• _The data_:

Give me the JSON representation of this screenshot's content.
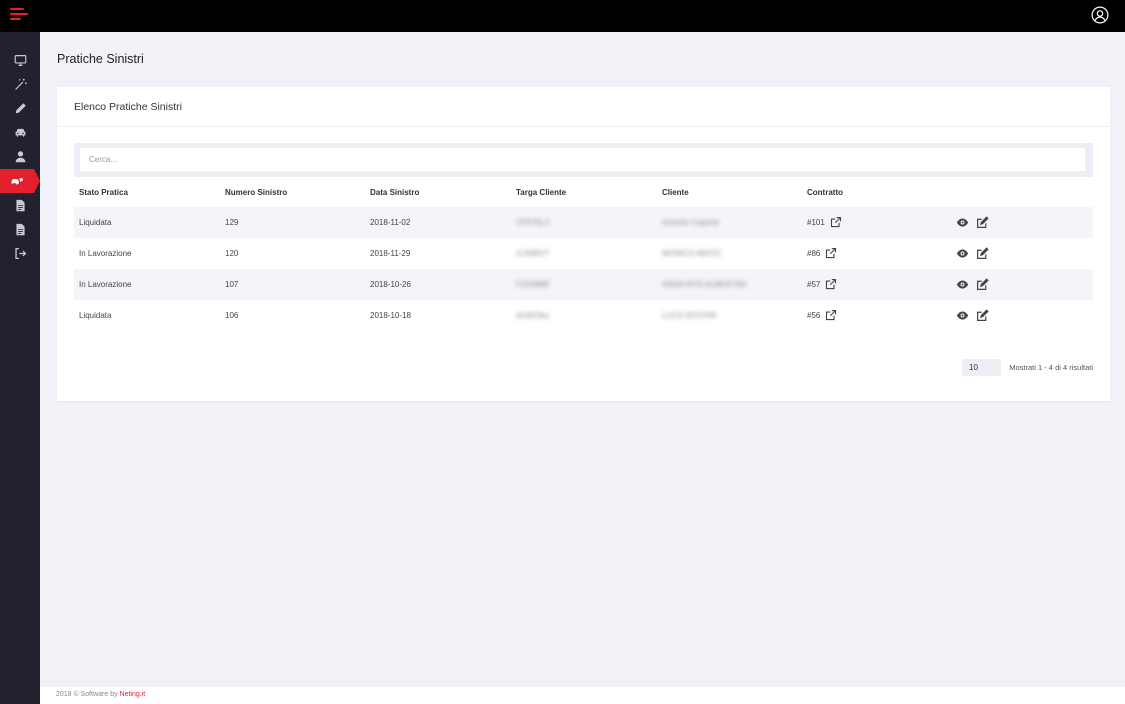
{
  "page_title": "Pratiche Sinistri",
  "card_title": "Elenco Pratiche Sinistri",
  "search": {
    "placeholder": "Cerca..."
  },
  "table": {
    "headers": [
      "Stato Pratica",
      "Numero Sinistro",
      "Data Sinistro",
      "Targa Cliente",
      "Cliente",
      "Contratto"
    ],
    "rows": [
      {
        "stato": "Liquidata",
        "numero": "129",
        "data": "2018-11-02",
        "targa": "CF976LX",
        "cliente": "Antonio Capone",
        "contratto": "#101"
      },
      {
        "stato": "In Lavorazione",
        "numero": "120",
        "data": "2018-11-29",
        "targa": "GJ598VT",
        "cliente": "MONICA ABATE",
        "contratto": "#86"
      },
      {
        "stato": "In Lavorazione",
        "numero": "107",
        "data": "2018-10-26",
        "targa": "FZ058MF",
        "cliente": "ANNA RITA ALBERTINI",
        "contratto": "#57"
      },
      {
        "stato": "Liquidata",
        "numero": "106",
        "data": "2018-10-18",
        "targa": "dm823ka",
        "cliente": "LUCA SOVONI",
        "contratto": "#56"
      }
    ]
  },
  "pagination": {
    "page_size": "10",
    "info": "Mostrati 1 - 4 di 4 risultati"
  },
  "footer": {
    "text": "2018 © Software by ",
    "link": "Neting.it"
  },
  "colors": {
    "accent": "#e4202e",
    "sidebar": "#22222f",
    "topbar": "#000000",
    "background": "#f1f2f7"
  },
  "sidebar_icons": [
    "monitor-icon",
    "magic-wand-icon",
    "pencil-icon",
    "car-icon",
    "user-icon",
    "car-crash-icon",
    "document-icon",
    "document-icon",
    "logout-icon"
  ]
}
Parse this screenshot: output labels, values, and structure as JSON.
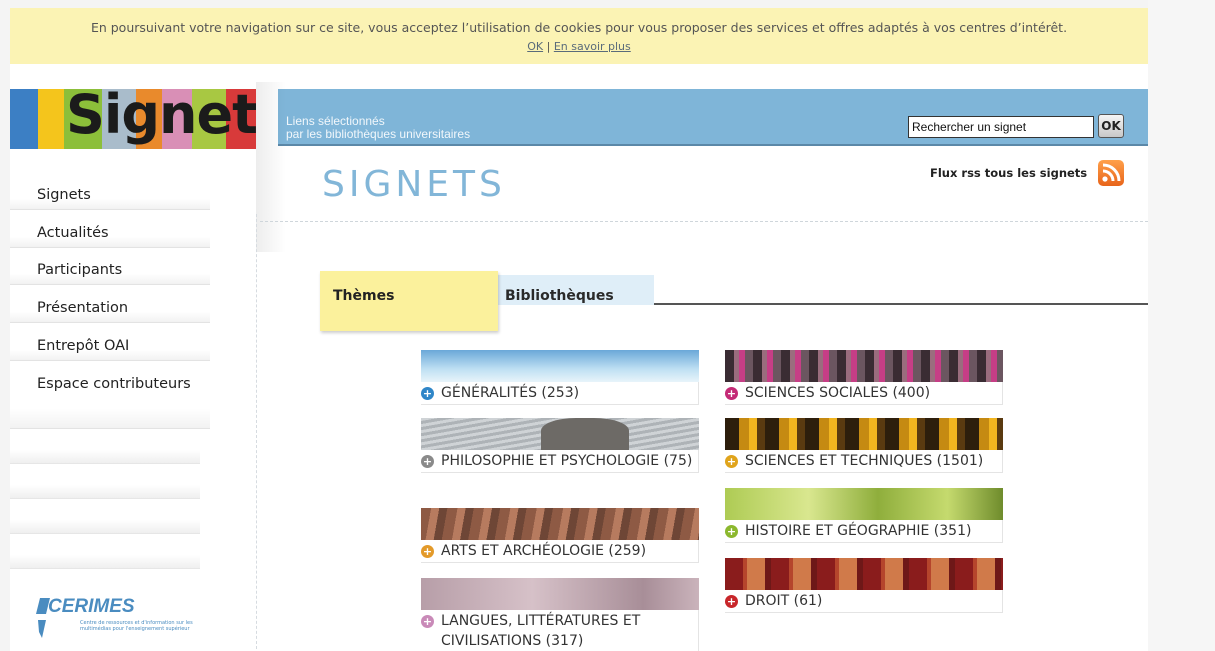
{
  "cookie_banner": {
    "text": "En poursuivant votre navigation sur ce site, vous acceptez l’utilisation de cookies pour vous proposer des services et offres adaptés à vos centres d’intérêt.",
    "ok_label": "OK",
    "separator": "|",
    "more_label": "En savoir plus"
  },
  "header": {
    "logo_text": "Signets",
    "tagline_line1": "Liens sélectionnés",
    "tagline_line2": "par les bibliothèques universitaires",
    "search_value": "Rechercher un signet",
    "search_button": "OK",
    "rss_label": "Flux rss tous les signets",
    "rss_icon": "rss-icon"
  },
  "page_title": "SIGNETS",
  "sidebar": {
    "items": [
      {
        "label": "Signets"
      },
      {
        "label": "Actualités"
      },
      {
        "label": "Participants"
      },
      {
        "label": "Présentation"
      },
      {
        "label": "Entrepôt OAI"
      },
      {
        "label": "Espace contributeurs"
      }
    ],
    "partner_logo": "CERIMES",
    "partner_tagline": "Centre de ressources et d'information sur les multimédias pour l'enseignement supérieur"
  },
  "tabs": [
    {
      "label": "Thèmes",
      "active": true
    },
    {
      "label": "Bibliothèques",
      "active": false
    }
  ],
  "categories": {
    "left": [
      {
        "label": "GÉNÉRALITÉS (253)",
        "color": "#2f86c8"
      },
      {
        "label": "PHILOSOPHIE ET PSYCHOLOGIE (75)",
        "color": "#8a8a8a"
      },
      {
        "label": "ARTS ET ARCHÉOLOGIE (259)",
        "color": "#e39a2a"
      },
      {
        "label": "LANGUES, LITTÉRATURES ET CIVILISATIONS (317)",
        "color": "#c98ab8"
      }
    ],
    "right": [
      {
        "label": "SCIENCES SOCIALES (400)",
        "color": "#c42a76"
      },
      {
        "label": "SCIENCES ET TECHNIQUES (1501)",
        "color": "#e0a41c"
      },
      {
        "label": "HISTOIRE ET GÉOGRAPHIE (351)",
        "color": "#8cb82e"
      },
      {
        "label": "DROIT (61)",
        "color": "#c8262a"
      }
    ]
  },
  "colors": {
    "banner_bg": "#fbf3b4",
    "header_band": "#7fb5d8",
    "title": "#82b6d8",
    "active_tab": "#fbf19c",
    "inactive_tab": "#dfeef8"
  }
}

• _Set task_:
Pictures are excluded; copy all other data exactly as shown.

• _Answer below_:
Give me the JSON representation of this screenshot's content.
{
  "page_title": "Pratiche Sinistri",
  "card_title": "Elenco Pratiche Sinistri",
  "search": {
    "placeholder": "Cerca..."
  },
  "table": {
    "headers": [
      "Stato Pratica",
      "Numero Sinistro",
      "Data Sinistro",
      "Targa Cliente",
      "Cliente",
      "Contratto"
    ],
    "rows": [
      {
        "stato": "Liquidata",
        "numero": "129",
        "data": "2018-11-02",
        "targa": "CF976LX",
        "cliente": "Antonio Capone",
        "contratto": "#101"
      },
      {
        "stato": "In Lavorazione",
        "numero": "120",
        "data": "2018-11-29",
        "targa": "GJ598VT",
        "cliente": "MONICA ABATE",
        "contratto": "#86"
      },
      {
        "stato": "In Lavorazione",
        "numero": "107",
        "data": "2018-10-26",
        "targa": "FZ058MF",
        "cliente": "ANNA RITA ALBERTINI",
        "contratto": "#57"
      },
      {
        "stato": "Liquidata",
        "numero": "106",
        "data": "2018-10-18",
        "targa": "dm823ka",
        "cliente": "LUCA SOVONI",
        "contratto": "#56"
      }
    ]
  },
  "pagination": {
    "page_size": "10",
    "info": "Mostrati 1 - 4 di 4 risultati"
  },
  "footer": {
    "text": "2018 © Software by ",
    "link": "Neting.it"
  },
  "colors": {
    "accent": "#e4202e",
    "sidebar": "#22222f",
    "topbar": "#000000",
    "background": "#f1f2f7"
  },
  "sidebar_icons": [
    "monitor-icon",
    "magic-wand-icon",
    "pencil-icon",
    "car-icon",
    "user-icon",
    "car-crash-icon",
    "document-icon",
    "document-icon",
    "logout-icon"
  ]
}
Parse this screenshot: output labels, values, and structure as JSON.
{
  "cookie_banner": {
    "text": "En poursuivant votre navigation sur ce site, vous acceptez l’utilisation de cookies pour vous proposer des services et offres adaptés à vos centres d’intérêt.",
    "ok_label": "OK",
    "separator": "|",
    "more_label": "En savoir plus"
  },
  "header": {
    "logo_text": "Signets",
    "tagline_line1": "Liens sélectionnés",
    "tagline_line2": "par les bibliothèques universitaires",
    "search_value": "Rechercher un signet",
    "search_button": "OK",
    "rss_label": "Flux rss tous les signets",
    "rss_icon": "rss-icon"
  },
  "page_title": "SIGNETS",
  "sidebar": {
    "items": [
      {
        "label": "Signets"
      },
      {
        "label": "Actualités"
      },
      {
        "label": "Participants"
      },
      {
        "label": "Présentation"
      },
      {
        "label": "Entrepôt OAI"
      },
      {
        "label": "Espace contributeurs"
      }
    ],
    "partner_logo": "CERIMES",
    "partner_tagline": "Centre de ressources et d'information sur les multimédias pour l'enseignement supérieur"
  },
  "tabs": [
    {
      "label": "Thèmes",
      "active": true
    },
    {
      "label": "Bibliothèques",
      "active": false
    }
  ],
  "categories": {
    "left": [
      {
        "label": "GÉNÉRALITÉS (253)",
        "color": "#2f86c8"
      },
      {
        "label": "PHILOSOPHIE ET PSYCHOLOGIE (75)",
        "color": "#8a8a8a"
      },
      {
        "label": "ARTS ET ARCHÉOLOGIE (259)",
        "color": "#e39a2a"
      },
      {
        "label": "LANGUES, LITTÉRATURES ET CIVILISATIONS (317)",
        "color": "#c98ab8"
      }
    ],
    "right": [
      {
        "label": "SCIENCES SOCIALES (400)",
        "color": "#c42a76"
      },
      {
        "label": "SCIENCES ET TECHNIQUES (1501)",
        "color": "#e0a41c"
      },
      {
        "label": "HISTOIRE ET GÉOGRAPHIE (351)",
        "color": "#8cb82e"
      },
      {
        "label": "DROIT (61)",
        "color": "#c8262a"
      }
    ]
  },
  "colors": {
    "banner_bg": "#fbf3b4",
    "header_band": "#7fb5d8",
    "title": "#82b6d8",
    "active_tab": "#fbf19c",
    "inactive_tab": "#dfeef8"
  }
}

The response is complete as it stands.